• SUPPLIED MATERIAL:
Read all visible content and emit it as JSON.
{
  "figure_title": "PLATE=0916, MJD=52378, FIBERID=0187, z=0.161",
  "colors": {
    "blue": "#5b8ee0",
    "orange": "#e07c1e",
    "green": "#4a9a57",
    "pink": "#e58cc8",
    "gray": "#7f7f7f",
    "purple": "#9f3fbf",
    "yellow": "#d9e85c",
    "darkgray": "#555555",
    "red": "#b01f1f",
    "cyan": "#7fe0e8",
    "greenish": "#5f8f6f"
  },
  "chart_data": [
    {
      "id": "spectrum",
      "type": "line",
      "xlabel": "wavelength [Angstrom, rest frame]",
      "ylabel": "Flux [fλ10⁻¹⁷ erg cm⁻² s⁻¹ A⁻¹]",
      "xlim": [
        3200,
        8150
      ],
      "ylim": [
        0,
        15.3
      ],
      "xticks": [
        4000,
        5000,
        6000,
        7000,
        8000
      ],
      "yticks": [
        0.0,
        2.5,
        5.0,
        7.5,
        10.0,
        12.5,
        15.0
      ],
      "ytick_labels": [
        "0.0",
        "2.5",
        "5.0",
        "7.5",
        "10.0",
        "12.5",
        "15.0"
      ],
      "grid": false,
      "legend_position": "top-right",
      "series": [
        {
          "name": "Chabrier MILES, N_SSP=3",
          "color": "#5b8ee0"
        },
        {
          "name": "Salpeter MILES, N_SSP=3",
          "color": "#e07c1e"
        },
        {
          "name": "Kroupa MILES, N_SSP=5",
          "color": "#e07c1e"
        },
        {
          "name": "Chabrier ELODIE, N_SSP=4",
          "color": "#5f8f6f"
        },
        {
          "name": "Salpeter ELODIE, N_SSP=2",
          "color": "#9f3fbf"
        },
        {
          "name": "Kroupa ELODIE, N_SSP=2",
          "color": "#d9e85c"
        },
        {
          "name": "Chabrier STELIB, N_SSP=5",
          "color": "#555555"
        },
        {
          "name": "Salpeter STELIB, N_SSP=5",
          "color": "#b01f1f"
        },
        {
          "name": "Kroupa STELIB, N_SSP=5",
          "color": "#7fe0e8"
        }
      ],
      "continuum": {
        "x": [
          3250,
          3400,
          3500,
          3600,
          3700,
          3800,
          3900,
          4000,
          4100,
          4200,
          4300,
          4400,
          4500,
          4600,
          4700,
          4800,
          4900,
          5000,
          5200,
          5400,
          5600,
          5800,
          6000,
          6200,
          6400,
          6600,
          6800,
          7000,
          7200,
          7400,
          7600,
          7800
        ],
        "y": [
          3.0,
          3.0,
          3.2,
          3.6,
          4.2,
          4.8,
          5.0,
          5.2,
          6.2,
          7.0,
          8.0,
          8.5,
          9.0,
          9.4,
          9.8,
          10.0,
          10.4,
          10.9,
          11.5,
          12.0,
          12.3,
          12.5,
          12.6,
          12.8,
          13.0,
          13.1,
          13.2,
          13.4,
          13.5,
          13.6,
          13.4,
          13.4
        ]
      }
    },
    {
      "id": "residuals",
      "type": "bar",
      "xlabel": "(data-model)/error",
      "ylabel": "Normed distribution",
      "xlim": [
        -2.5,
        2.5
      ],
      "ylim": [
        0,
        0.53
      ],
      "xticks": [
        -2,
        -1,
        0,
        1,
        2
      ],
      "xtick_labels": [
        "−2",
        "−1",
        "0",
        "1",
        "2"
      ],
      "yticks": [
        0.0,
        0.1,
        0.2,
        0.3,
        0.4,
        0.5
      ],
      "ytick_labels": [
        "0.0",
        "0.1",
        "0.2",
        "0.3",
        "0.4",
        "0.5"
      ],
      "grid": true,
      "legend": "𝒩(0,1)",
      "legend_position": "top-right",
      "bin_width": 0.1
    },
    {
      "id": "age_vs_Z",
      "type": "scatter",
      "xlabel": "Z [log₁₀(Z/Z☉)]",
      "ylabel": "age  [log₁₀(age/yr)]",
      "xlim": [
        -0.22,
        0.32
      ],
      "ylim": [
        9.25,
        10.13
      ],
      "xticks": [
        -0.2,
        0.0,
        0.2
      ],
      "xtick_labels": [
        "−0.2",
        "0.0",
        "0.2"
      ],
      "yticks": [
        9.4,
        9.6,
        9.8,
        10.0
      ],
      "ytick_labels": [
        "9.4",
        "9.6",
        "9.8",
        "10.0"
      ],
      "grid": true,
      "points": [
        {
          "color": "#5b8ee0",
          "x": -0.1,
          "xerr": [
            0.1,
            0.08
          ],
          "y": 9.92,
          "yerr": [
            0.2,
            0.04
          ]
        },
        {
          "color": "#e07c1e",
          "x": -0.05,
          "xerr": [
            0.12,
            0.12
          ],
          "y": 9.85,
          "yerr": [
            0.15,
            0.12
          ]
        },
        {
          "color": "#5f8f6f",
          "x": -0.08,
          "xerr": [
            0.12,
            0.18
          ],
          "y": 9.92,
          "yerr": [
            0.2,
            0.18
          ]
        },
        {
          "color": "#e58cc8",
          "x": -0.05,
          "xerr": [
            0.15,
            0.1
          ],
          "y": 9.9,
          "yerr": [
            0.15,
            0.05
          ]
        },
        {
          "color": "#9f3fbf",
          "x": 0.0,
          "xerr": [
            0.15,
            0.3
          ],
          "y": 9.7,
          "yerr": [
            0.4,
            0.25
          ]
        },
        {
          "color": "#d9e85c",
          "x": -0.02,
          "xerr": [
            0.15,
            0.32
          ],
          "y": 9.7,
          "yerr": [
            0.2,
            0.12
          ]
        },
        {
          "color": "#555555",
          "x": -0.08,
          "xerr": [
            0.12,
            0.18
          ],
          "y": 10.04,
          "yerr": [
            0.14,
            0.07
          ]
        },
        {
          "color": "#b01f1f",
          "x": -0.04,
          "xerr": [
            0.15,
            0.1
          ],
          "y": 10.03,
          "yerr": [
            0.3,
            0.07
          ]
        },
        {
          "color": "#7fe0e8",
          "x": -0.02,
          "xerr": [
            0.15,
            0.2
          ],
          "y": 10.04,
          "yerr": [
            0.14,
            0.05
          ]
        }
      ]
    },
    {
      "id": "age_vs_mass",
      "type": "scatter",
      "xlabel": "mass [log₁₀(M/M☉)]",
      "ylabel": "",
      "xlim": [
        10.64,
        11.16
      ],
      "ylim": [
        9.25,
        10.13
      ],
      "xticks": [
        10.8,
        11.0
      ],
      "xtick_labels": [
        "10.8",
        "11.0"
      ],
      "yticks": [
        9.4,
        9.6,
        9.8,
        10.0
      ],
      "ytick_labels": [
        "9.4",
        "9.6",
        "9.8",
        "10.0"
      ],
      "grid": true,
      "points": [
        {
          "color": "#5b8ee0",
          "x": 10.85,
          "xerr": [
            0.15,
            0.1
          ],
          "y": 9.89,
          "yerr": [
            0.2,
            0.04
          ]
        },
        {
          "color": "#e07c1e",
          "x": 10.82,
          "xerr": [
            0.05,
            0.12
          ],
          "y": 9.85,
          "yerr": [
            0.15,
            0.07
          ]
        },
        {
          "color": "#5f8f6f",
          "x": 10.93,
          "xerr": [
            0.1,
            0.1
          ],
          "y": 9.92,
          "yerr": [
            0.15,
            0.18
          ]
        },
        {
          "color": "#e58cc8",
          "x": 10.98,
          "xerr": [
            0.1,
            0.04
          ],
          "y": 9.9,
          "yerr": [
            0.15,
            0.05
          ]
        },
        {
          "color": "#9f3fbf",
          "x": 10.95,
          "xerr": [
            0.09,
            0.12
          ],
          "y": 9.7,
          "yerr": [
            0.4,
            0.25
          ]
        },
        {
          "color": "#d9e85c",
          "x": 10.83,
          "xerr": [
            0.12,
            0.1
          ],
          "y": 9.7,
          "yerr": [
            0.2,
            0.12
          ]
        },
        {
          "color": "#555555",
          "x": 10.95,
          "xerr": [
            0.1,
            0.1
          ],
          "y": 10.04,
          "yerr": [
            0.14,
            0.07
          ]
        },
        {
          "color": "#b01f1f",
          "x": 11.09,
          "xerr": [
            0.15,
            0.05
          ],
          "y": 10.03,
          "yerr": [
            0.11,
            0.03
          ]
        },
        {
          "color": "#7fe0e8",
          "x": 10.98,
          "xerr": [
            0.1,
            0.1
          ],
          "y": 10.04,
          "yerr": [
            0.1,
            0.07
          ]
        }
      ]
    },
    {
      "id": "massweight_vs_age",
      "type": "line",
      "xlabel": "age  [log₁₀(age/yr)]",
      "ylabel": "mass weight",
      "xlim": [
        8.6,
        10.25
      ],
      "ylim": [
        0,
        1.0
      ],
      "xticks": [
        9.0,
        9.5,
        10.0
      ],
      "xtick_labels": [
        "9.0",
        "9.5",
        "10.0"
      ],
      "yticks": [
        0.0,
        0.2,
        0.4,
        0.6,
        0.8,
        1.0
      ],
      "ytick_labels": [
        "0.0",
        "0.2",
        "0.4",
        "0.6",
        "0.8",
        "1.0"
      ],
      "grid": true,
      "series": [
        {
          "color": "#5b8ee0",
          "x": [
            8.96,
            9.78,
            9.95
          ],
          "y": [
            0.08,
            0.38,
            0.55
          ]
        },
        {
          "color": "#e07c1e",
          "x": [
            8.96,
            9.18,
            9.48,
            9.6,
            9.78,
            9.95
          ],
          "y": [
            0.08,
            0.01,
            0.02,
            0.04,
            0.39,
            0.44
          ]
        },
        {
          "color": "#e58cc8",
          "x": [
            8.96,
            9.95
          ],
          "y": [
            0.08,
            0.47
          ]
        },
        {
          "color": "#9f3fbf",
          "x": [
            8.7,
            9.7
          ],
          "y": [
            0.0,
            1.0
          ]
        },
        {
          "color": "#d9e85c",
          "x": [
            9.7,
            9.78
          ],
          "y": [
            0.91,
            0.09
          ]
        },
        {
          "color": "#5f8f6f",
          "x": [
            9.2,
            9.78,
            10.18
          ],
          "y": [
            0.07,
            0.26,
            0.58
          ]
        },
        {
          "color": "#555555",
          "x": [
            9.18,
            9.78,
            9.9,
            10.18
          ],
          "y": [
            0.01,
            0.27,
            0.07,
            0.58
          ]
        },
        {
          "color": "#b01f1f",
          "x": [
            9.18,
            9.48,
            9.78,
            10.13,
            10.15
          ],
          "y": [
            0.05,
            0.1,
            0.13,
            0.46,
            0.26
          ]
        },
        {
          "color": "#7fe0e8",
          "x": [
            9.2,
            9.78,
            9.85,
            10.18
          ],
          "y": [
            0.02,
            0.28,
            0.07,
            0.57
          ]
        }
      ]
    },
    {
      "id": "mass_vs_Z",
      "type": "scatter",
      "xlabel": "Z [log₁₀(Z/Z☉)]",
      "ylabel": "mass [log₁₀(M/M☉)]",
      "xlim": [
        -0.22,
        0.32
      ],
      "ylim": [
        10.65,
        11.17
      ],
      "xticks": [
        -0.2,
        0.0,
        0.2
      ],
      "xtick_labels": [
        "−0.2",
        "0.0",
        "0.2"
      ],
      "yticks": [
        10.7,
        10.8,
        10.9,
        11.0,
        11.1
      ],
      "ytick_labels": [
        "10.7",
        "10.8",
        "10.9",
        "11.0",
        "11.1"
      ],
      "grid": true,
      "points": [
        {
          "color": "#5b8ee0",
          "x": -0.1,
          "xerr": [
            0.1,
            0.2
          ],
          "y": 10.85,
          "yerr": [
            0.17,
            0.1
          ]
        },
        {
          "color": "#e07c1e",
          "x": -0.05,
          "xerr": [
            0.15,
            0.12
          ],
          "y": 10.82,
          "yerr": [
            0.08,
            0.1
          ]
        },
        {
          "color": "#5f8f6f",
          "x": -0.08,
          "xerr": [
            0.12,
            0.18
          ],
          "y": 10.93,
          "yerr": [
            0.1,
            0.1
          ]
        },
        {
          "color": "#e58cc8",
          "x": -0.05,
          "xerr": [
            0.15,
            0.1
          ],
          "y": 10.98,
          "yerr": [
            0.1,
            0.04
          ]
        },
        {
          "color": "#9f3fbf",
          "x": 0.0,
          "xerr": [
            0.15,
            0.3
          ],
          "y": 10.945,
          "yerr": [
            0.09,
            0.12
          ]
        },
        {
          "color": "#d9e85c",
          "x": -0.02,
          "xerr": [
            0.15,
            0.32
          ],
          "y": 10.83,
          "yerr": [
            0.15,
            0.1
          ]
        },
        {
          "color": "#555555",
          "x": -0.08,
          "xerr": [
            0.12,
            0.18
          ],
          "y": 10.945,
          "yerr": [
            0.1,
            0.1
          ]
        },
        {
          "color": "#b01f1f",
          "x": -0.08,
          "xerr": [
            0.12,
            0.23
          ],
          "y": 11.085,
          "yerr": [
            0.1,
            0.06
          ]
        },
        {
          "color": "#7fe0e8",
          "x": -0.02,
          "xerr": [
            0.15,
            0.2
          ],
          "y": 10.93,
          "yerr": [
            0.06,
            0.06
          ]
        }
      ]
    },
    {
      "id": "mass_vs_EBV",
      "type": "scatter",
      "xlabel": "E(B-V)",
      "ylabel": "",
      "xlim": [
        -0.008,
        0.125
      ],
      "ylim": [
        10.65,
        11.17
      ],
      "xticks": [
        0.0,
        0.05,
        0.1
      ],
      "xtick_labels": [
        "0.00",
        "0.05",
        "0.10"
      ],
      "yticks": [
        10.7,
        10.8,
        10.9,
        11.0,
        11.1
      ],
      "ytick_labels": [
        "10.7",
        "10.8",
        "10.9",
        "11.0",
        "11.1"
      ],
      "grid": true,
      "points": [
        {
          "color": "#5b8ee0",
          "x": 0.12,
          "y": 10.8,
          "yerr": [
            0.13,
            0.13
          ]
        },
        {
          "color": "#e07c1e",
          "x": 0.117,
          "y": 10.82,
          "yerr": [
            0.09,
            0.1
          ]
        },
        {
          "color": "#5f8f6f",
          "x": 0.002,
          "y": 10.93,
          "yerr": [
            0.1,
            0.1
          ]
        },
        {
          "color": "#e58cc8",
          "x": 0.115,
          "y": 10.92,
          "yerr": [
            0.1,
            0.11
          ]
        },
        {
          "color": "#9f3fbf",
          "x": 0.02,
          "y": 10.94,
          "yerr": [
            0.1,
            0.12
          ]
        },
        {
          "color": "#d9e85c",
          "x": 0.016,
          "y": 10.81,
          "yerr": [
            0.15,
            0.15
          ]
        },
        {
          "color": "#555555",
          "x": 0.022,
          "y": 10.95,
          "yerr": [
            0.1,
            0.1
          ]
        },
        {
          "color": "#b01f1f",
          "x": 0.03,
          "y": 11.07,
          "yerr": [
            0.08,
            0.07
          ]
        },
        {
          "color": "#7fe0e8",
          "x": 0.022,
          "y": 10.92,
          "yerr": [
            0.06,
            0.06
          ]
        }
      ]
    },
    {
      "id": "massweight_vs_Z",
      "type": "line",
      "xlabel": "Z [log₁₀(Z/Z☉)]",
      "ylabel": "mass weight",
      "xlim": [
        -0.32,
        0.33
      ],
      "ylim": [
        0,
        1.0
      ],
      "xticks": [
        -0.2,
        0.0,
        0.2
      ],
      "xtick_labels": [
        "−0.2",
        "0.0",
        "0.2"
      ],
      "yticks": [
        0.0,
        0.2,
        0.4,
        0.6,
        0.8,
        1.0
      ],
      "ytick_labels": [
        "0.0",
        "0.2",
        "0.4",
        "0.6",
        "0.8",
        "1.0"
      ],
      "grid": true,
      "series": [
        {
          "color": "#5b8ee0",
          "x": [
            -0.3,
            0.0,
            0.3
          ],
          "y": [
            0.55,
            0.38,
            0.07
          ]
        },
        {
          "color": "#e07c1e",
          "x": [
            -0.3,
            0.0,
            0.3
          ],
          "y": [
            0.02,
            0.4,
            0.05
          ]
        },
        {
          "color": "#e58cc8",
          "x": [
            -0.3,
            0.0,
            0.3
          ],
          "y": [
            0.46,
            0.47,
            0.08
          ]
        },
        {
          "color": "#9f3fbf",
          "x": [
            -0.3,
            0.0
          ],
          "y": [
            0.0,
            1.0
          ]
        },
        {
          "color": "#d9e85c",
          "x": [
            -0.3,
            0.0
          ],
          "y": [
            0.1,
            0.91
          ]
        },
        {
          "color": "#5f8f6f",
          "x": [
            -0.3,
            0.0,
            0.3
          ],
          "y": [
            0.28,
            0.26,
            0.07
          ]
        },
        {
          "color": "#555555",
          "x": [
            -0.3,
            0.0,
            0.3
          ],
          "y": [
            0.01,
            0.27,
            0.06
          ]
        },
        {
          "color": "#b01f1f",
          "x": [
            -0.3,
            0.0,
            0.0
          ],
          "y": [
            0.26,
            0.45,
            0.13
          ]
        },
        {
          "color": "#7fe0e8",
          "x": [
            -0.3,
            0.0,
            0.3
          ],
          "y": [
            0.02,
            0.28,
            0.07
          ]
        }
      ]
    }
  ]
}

• WRITTEN PROBLEM: Check every line for "log₁₀" and show the ones that have it.

• TASK SOLUTION:
      "xlabel": "Z [log₁₀(Z/Z☉)]",
      "ylabel": "age  [log₁₀(age/yr)]",
      "xlabel": "mass [log₁₀(M/M☉)]",
      "xlabel": "age  [log₁₀(age/yr)]",
      "xlabel": "Z [log₁₀(Z/Z☉)]",
      "ylabel": "mass [log₁₀(M/M☉)]",
      "xlabel": "Z [log₁₀(Z/Z☉)]",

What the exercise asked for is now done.